Write out all entries word for word.

**Saved data entries**
* * * *

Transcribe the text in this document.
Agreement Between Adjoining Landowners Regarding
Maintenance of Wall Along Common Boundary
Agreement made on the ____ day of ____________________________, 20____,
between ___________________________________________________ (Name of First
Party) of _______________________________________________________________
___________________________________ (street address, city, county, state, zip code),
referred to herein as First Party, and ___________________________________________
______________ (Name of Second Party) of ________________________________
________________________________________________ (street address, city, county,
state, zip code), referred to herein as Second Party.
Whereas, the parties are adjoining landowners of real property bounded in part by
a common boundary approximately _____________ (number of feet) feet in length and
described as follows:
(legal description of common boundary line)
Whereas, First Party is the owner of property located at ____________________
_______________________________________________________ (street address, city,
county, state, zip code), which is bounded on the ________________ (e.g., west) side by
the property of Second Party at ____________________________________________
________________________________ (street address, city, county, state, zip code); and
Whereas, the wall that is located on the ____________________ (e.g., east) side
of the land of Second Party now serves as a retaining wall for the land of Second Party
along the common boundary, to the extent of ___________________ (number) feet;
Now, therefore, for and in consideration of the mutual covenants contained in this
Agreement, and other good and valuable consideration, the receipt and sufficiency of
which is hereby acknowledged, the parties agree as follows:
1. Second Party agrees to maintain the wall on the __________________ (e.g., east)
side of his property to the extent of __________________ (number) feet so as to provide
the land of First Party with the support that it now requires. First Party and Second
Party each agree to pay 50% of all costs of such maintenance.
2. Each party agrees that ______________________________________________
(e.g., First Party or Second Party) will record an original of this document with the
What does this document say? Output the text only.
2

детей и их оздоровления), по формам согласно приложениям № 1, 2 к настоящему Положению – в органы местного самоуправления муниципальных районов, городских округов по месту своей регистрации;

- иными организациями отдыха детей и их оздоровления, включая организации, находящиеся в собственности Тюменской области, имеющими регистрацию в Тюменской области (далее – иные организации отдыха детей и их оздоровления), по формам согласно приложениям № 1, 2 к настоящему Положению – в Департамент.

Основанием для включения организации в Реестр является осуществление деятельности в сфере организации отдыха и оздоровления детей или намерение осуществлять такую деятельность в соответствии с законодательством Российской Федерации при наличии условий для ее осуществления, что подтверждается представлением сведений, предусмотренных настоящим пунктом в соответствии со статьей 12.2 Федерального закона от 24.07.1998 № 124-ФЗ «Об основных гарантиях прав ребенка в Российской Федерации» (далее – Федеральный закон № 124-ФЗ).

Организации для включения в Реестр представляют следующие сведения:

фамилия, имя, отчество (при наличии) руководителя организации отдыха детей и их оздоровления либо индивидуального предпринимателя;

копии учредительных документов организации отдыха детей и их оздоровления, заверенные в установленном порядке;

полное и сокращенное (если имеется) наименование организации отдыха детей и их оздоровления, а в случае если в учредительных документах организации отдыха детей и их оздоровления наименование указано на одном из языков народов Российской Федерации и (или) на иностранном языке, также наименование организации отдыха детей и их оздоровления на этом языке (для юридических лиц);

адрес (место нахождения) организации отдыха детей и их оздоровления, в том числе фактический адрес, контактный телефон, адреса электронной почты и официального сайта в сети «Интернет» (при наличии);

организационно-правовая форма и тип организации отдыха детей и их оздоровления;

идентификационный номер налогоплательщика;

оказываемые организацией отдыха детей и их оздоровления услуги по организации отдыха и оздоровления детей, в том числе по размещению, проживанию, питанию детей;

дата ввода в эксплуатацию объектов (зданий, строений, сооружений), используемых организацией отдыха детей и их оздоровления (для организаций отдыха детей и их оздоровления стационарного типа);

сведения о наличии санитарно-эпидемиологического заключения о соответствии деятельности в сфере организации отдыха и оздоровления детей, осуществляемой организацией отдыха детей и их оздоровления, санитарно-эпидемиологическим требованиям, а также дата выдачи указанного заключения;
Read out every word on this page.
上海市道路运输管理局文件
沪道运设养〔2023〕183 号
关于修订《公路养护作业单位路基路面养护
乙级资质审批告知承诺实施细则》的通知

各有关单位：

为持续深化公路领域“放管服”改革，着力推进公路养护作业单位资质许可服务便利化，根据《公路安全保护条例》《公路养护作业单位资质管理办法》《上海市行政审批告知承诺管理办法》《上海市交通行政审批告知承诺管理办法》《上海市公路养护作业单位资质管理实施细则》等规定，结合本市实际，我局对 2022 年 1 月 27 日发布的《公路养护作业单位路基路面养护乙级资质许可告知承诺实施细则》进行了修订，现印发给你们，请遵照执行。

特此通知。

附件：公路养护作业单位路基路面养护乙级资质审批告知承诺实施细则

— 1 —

* * * *

**Solution to the problem**
Transcribe the text in this document.
Agreement Between Adjoining Landowners Regarding
Maintenance of Wall Along Common Boundary
Agreement made on the ____ day of ____________________________, 20____,
between ___________________________________________________ (Name of First
Party) of _______________________________________________________________
___________________________________ (street address, city, county, state, zip code),
referred to herein as First Party, and ___________________________________________
______________ (Name of Second Party) of ________________________________
________________________________________________ (street address, city, county,
state, zip code), referred to herein as Second Party.
Whereas, the parties are adjoining landowners of real property bounded in part by
a common boundary approximately _____________ (number of feet) feet in length and
described as follows:
(legal description of common boundary line)
Whereas, First Party is the owner of property located at ____________________
_______________________________________________________ (street address, city,
county, state, zip code), which is bounded on the ________________ (e.g., west) side by
the property of Second Party at ____________________________________________
________________________________ (street address, city, county, state, zip code); and
Whereas, the wall that is located on the ____________________ (e.g., east) side
of the land of Second Party now serves as a retaining wall for the land of Second Party
along the common boundary, to the extent of ___________________ (number) feet;
Now, therefore, for and in consideration of the mutual covenants contained in this
Agreement, and other good and valuable consideration, the receipt and sufficiency of
which is hereby acknowledged, the parties agree as follows:
1. Second Party agrees to maintain the wall on the __________________ (e.g., east)
side of his property to the extent of __________________ (number) feet so as to provide
the land of First Party with the support that it now requires. First Party and Second
Party each agree to pay 50% of all costs of such maintenance.
2. Each party agrees that ______________________________________________
(e.g., First Party or Second Party) will record an original of this document with the
What does this document say? Output the text only.
2

детей и их оздоровления), по формам согласно приложениям № 1, 2 к настоящему Положению – в органы местного самоуправления муниципальных районов, городских округов по месту своей регистрации;

- иными организациями отдыха детей и их оздоровления, включая организации, находящиеся в собственности Тюменской области, имеющими регистрацию в Тюменской области (далее – иные организации отдыха детей и их оздоровления), по формам согласно приложениям № 1, 2 к настоящему Положению – в Департамент.

Основанием для включения организации в Реестр является осуществление деятельности в сфере организации отдыха и оздоровления детей или намерение осуществлять такую деятельность в соответствии с законодательством Российской Федерации при наличии условий для ее осуществления, что подтверждается представлением сведений, предусмотренных настоящим пунктом в соответствии со статьей 12.2 Федерального закона от 24.07.1998 № 124-ФЗ «Об основных гарантиях прав ребенка в Российской Федерации» (далее – Федеральный закон № 124-ФЗ).

Организации для включения в Реестр представляют следующие сведения:

фамилия, имя, отчество (при наличии) руководителя организации отдыха детей и их оздоровления либо индивидуального предпринимателя;

копии учредительных документов организации отдыха детей и их оздоровления, заверенные в установленном порядке;

полное и сокращенное (если имеется) наименование организации отдыха детей и их оздоровления, а в случае если в учредительных документах организации отдыха детей и их оздоровления наименование указано на одном из языков народов Российской Федерации и (или) на иностранном языке, также наименование организации отдыха детей и их оздоровления на этом языке (для юридических лиц);

адрес (место нахождения) организации отдыха детей и их оздоровления, в том числе фактический адрес, контактный телефон, адреса электронной почты и официального сайта в сети «Интернет» (при наличии);

организационно-правовая форма и тип организации отдыха детей и их оздоровления;

идентификационный номер налогоплательщика;

оказываемые организацией отдыха детей и их оздоровления услуги по организации отдыха и оздоровления детей, в том числе по размещению, проживанию, питанию детей;

дата ввода в эксплуатацию объектов (зданий, строений, сооружений), используемых организацией отдыха детей и их оздоровления (для организаций отдыха детей и их оздоровления стационарного типа);

сведения о наличии санитарно-эпидемиологического заключения о соответствии деятельности в сфере организации отдыха и оздоровления детей, осуществляемой организацией отдыха детей и их оздоровления, санитарно-эпидемиологическим требованиям, а также дата выдачи указанного заключения;
Read out every word on this page.
上海市道路运输管理局文件
沪道运设养〔2023〕183 号
关于修订《公路养护作业单位路基路面养护
乙级资质审批告知承诺实施细则》的通知

各有关单位：

为持续深化公路领域“放管服”改革，着力推进公路养护作业单位资质许可服务便利化，根据《公路安全保护条例》《公路养护作业单位资质管理办法》《上海市行政审批告知承诺管理办法》《上海市交通行政审批告知承诺管理办法》《上海市公路养护作业单位资质管理实施细则》等规定，结合本市实际，我局对 2022 年 1 月 27 日发布的《公路养护作业单位路基路面养护乙级资质许可告知承诺实施细则》进行了修订，现印发给你们，请遵照执行。

特此通知。

附件：公路养护作业单位路基路面养护乙级资质审批告知承诺实施细则

— 1 —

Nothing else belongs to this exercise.